> **Work to complete**:
Every line of the data that contains the string "Ristanović" must be copied.

> **Supplied material**:

══════════

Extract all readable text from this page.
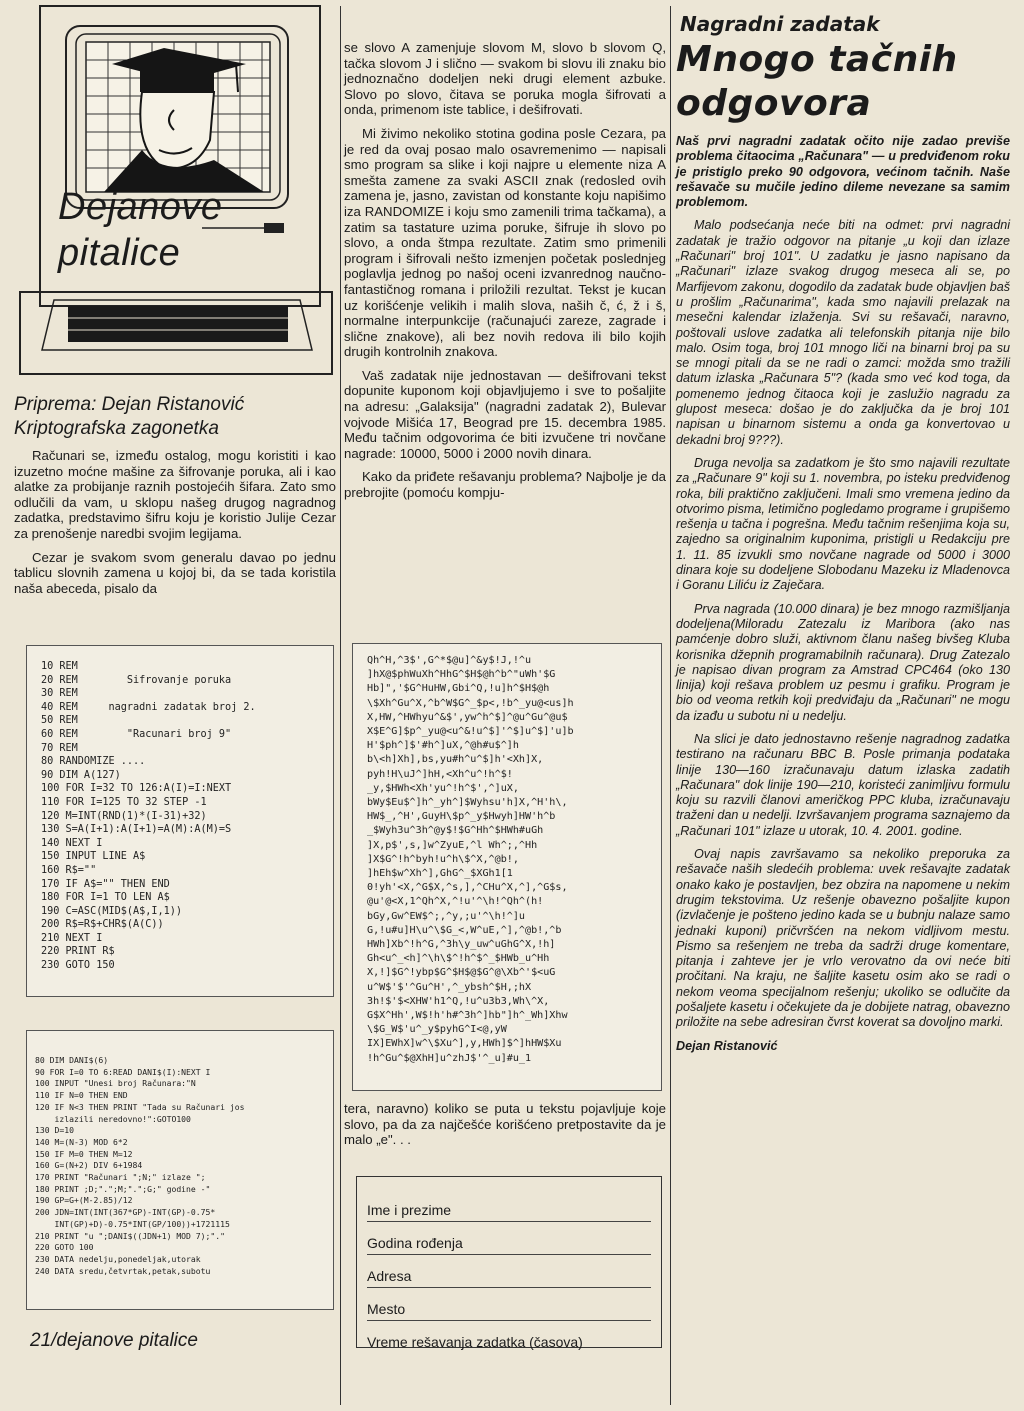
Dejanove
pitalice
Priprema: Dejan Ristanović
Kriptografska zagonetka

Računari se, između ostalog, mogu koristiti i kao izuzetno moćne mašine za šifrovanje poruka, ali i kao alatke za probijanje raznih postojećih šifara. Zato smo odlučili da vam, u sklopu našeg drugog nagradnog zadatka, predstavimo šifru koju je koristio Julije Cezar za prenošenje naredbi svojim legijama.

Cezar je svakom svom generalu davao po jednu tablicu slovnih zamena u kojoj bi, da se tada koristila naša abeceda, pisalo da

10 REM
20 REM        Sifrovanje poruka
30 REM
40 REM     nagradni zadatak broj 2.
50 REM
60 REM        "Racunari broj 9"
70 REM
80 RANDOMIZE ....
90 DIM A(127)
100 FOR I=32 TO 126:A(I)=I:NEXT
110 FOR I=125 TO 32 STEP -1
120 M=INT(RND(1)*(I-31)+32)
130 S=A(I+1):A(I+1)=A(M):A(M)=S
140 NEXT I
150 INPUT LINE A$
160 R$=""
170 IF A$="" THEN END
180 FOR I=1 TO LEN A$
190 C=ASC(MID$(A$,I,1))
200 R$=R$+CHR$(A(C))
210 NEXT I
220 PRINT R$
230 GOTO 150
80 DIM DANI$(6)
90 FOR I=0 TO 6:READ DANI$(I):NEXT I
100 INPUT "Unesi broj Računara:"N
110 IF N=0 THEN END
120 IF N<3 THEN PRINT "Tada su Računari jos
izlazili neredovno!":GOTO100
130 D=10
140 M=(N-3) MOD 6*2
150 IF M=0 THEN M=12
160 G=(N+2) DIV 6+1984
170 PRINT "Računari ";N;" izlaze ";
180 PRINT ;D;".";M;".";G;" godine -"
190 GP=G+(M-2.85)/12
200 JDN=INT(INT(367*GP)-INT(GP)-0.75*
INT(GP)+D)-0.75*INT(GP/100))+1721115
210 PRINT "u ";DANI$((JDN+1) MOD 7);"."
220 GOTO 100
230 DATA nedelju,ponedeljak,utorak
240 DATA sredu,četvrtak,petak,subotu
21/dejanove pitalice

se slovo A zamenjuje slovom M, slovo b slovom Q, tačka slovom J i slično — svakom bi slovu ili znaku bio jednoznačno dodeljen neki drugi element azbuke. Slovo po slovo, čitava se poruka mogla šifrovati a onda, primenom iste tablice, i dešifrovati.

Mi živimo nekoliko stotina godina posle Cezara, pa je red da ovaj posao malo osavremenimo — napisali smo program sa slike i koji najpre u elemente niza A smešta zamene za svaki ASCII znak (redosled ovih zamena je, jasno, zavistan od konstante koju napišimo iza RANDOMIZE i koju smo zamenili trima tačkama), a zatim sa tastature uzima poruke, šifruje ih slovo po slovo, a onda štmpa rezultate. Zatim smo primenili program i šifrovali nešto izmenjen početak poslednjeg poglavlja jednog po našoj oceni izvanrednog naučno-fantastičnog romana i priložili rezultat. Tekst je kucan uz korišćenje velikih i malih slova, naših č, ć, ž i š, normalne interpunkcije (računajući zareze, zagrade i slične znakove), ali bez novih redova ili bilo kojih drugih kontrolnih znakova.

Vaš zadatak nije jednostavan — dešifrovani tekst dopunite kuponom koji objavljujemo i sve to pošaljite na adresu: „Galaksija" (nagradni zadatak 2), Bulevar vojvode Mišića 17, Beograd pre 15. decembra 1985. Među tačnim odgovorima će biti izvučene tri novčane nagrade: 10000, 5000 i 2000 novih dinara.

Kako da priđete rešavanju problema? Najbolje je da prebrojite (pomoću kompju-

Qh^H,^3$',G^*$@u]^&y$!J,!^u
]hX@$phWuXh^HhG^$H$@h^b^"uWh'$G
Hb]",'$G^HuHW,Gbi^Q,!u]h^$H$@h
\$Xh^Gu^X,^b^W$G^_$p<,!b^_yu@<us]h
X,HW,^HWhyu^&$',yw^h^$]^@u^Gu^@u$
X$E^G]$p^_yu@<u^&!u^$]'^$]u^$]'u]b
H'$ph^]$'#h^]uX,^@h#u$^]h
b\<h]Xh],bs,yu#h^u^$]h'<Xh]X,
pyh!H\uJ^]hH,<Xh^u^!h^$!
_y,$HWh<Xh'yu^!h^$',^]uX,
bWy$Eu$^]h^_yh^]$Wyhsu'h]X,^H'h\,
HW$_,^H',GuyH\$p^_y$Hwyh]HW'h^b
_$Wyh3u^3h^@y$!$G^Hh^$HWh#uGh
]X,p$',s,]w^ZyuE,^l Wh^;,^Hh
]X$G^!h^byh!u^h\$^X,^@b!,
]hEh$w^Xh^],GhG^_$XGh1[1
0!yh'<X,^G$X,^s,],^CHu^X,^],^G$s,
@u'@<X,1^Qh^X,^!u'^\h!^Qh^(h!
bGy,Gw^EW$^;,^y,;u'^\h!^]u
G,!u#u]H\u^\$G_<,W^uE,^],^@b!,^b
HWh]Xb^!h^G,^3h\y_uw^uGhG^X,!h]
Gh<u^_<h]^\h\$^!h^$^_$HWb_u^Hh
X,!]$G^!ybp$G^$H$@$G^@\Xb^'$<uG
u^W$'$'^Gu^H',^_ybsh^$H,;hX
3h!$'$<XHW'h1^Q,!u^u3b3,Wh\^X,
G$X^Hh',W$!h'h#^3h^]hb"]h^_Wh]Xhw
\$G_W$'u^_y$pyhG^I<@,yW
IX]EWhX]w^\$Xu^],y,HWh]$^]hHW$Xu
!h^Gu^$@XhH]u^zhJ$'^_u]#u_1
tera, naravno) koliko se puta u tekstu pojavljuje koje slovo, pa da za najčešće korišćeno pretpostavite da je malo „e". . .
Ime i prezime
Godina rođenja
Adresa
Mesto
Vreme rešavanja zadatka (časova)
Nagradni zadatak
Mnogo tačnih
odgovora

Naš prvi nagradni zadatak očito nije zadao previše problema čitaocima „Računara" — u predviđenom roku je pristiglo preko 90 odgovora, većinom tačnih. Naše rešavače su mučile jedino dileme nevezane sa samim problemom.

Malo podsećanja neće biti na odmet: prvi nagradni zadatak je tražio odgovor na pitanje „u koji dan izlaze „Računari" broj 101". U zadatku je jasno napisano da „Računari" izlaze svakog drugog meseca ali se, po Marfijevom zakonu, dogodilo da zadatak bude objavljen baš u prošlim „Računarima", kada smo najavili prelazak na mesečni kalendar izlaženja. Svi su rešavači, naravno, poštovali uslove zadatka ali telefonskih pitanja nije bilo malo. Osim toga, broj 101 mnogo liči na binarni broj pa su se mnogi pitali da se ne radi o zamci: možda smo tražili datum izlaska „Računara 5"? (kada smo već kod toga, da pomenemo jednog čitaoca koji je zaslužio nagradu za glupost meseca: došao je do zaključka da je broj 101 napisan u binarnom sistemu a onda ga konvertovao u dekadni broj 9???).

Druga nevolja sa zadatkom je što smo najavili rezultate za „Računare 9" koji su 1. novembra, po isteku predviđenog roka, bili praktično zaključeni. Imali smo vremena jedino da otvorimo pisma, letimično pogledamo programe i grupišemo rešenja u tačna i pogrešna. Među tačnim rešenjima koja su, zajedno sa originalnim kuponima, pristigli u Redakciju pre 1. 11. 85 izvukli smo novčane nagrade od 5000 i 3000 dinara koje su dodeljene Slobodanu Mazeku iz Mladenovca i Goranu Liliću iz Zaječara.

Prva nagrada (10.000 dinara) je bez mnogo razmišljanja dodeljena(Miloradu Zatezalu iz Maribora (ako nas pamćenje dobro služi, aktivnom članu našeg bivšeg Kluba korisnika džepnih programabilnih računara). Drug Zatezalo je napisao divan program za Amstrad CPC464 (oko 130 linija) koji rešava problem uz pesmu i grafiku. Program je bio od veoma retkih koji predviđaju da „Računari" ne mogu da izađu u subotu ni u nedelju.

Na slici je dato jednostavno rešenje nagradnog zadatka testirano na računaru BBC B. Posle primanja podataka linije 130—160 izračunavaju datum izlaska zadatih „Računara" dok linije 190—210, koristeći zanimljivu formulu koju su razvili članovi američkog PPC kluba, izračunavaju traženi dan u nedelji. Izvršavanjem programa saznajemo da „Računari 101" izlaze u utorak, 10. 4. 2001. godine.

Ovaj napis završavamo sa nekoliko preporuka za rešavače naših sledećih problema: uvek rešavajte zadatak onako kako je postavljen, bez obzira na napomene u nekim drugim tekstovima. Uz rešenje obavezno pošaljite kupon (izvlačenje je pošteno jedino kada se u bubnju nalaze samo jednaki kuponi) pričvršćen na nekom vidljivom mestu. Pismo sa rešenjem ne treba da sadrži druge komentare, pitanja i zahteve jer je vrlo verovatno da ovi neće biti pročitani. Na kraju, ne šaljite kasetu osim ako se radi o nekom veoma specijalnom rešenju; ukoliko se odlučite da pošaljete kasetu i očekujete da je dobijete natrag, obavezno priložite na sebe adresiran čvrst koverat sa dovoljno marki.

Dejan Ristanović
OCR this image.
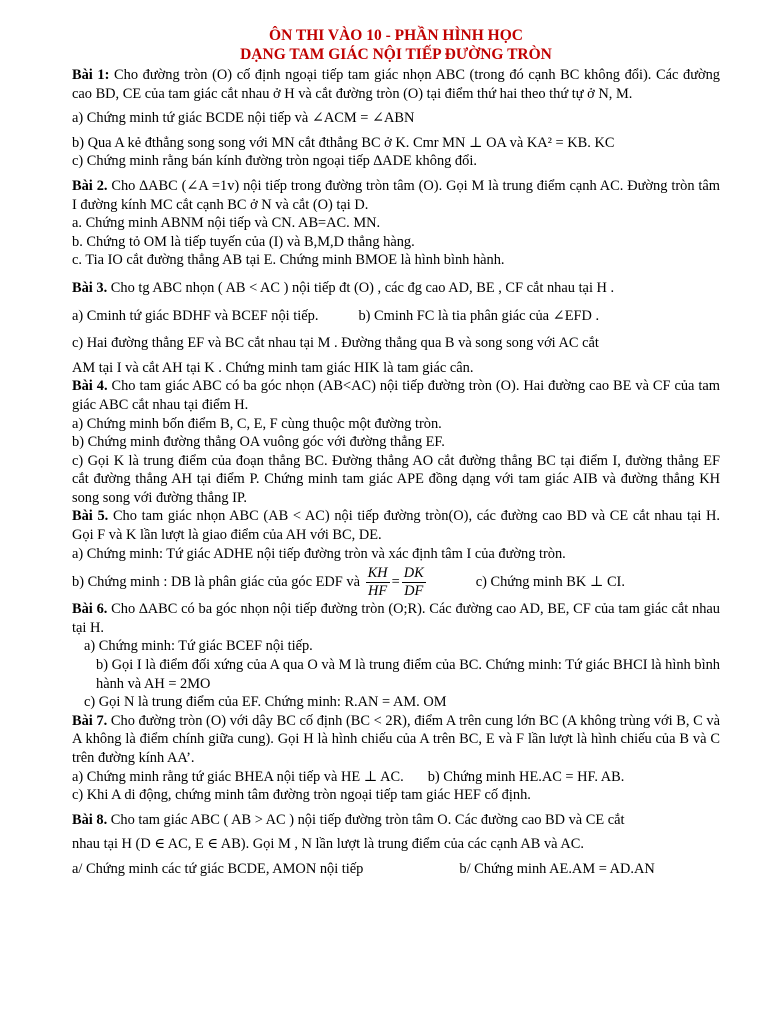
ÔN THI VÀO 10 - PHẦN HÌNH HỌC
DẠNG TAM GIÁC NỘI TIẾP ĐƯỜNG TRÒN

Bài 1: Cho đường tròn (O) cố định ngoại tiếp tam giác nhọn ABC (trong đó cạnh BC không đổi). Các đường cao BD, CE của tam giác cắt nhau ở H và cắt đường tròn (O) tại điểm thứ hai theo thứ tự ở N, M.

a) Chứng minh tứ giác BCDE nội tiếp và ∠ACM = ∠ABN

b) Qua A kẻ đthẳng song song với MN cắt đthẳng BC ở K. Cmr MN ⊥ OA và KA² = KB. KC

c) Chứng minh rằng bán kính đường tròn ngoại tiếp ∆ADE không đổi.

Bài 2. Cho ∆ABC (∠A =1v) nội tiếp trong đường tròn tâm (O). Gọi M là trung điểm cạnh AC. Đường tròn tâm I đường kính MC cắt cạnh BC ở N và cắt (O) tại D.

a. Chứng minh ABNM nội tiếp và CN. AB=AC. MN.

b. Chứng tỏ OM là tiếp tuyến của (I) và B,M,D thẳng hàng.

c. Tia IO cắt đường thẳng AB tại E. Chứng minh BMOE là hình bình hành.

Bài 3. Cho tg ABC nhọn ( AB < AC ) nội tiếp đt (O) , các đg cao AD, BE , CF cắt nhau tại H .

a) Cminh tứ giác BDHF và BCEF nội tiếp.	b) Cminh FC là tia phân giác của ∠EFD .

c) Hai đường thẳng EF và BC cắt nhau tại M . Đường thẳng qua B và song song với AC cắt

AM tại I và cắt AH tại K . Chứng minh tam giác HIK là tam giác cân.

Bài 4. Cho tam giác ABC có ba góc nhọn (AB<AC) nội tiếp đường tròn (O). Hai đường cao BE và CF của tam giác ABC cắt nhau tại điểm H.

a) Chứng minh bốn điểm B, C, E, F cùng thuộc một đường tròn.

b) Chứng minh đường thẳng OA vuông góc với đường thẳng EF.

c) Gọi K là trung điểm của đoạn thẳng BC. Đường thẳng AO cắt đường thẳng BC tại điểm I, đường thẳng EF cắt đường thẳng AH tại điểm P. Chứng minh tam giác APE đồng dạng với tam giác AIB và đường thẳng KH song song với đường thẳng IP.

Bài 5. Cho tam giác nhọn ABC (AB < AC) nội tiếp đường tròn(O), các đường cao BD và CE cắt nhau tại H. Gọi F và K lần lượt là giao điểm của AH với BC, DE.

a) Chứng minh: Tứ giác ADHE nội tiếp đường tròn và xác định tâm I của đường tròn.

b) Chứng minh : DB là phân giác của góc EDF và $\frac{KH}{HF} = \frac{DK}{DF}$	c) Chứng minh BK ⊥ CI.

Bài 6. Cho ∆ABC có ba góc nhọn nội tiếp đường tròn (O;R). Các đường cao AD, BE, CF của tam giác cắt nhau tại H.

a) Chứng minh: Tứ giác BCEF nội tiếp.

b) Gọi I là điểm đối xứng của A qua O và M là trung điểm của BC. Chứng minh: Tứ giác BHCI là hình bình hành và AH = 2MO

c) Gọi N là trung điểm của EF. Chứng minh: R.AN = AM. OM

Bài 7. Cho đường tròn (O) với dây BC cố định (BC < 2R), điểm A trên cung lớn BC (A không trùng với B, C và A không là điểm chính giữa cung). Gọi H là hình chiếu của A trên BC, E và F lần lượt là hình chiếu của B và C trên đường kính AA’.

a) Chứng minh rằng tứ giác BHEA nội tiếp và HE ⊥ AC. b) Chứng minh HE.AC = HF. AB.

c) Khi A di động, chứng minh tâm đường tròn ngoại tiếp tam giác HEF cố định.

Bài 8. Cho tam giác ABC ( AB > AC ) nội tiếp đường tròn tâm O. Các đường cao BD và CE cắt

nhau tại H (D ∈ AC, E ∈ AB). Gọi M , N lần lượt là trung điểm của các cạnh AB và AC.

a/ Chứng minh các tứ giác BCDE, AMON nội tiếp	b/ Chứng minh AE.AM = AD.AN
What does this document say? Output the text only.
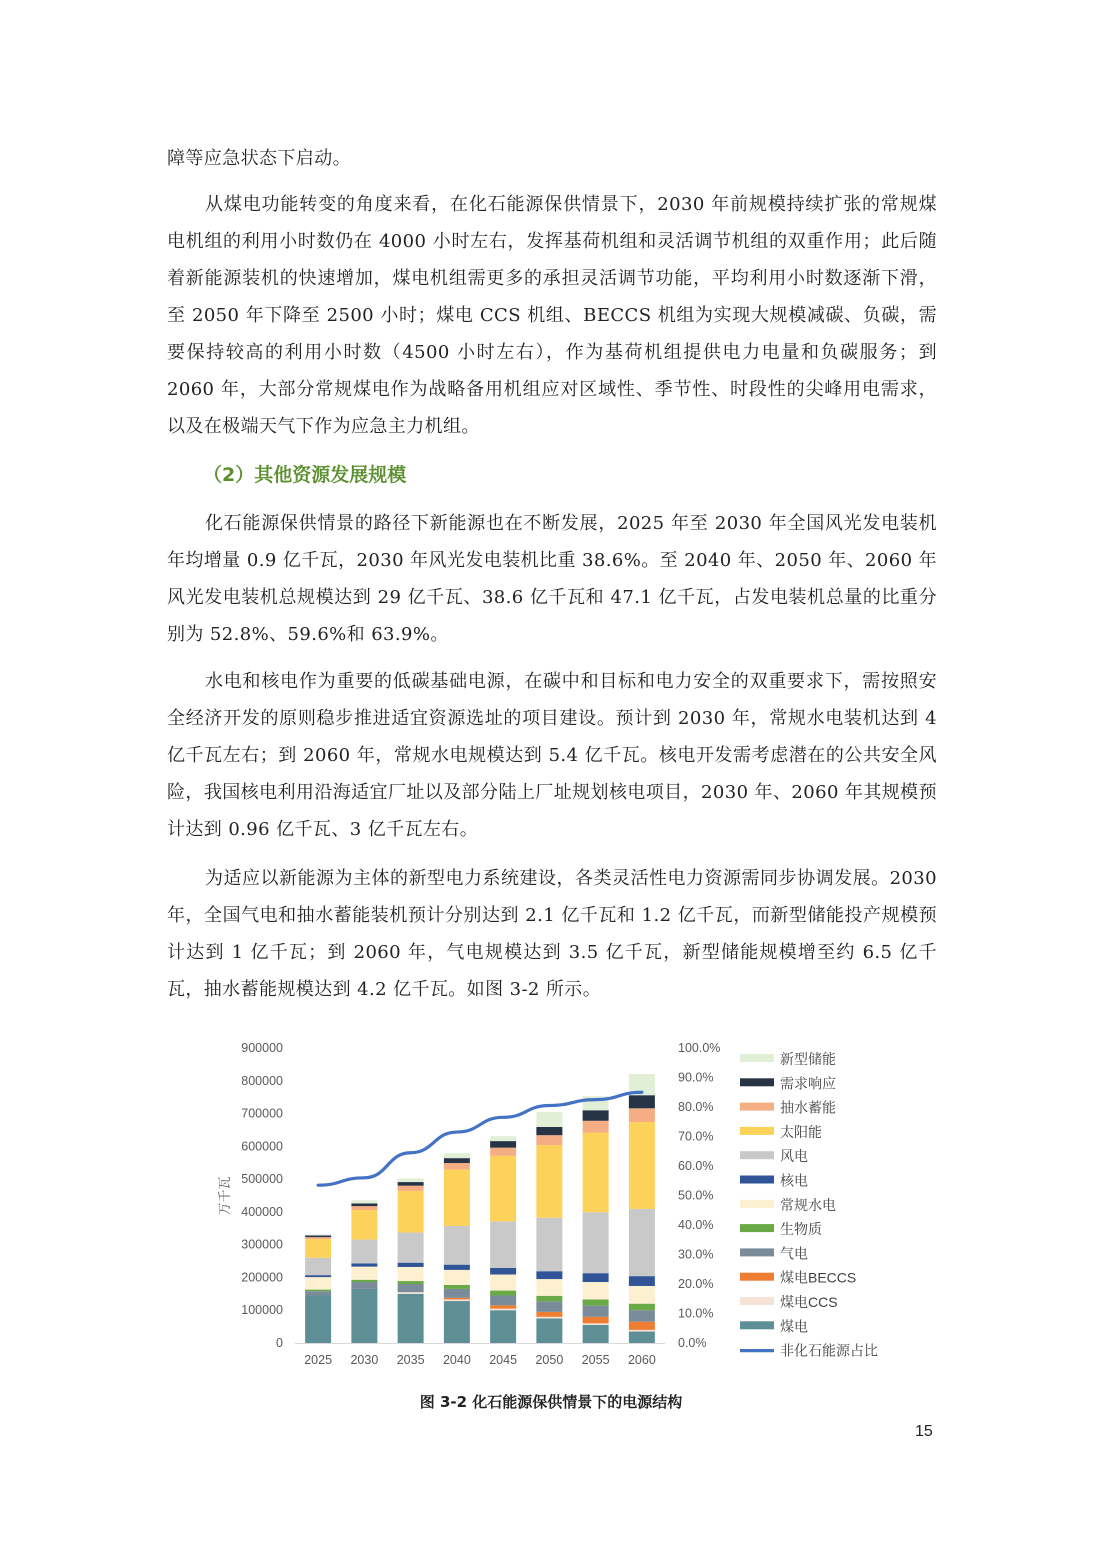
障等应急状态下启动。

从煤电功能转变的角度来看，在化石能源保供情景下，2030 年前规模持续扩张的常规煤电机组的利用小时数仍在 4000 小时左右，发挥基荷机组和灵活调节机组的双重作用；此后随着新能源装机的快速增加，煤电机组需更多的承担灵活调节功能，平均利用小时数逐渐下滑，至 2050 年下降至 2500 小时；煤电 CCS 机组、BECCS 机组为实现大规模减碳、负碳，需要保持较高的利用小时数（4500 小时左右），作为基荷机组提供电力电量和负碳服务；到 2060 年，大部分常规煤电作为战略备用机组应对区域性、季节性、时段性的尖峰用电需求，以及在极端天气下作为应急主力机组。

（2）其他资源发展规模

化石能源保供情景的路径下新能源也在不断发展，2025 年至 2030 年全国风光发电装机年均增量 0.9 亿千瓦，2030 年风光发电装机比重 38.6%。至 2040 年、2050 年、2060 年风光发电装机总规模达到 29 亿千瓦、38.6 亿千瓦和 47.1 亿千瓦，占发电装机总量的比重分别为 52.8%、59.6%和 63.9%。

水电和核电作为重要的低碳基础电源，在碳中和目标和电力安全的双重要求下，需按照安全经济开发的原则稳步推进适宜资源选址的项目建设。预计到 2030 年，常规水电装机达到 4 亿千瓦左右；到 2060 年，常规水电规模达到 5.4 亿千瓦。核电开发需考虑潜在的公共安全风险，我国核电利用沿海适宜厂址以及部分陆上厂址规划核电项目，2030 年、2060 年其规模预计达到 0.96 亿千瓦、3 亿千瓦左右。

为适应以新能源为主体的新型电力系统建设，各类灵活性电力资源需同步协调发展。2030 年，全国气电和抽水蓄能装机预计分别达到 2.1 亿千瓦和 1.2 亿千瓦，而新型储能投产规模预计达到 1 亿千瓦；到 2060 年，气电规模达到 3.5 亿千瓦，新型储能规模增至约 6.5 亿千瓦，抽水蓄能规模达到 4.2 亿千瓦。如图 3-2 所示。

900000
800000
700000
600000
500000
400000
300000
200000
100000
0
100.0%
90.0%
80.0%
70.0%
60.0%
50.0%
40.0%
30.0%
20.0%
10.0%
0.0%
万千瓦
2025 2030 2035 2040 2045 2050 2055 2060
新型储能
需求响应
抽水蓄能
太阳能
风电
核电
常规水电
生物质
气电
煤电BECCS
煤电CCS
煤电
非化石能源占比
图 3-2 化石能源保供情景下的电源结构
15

══════════

> **Task solution**:
Priprema: Dejan Ristanović
Dejan Ristanović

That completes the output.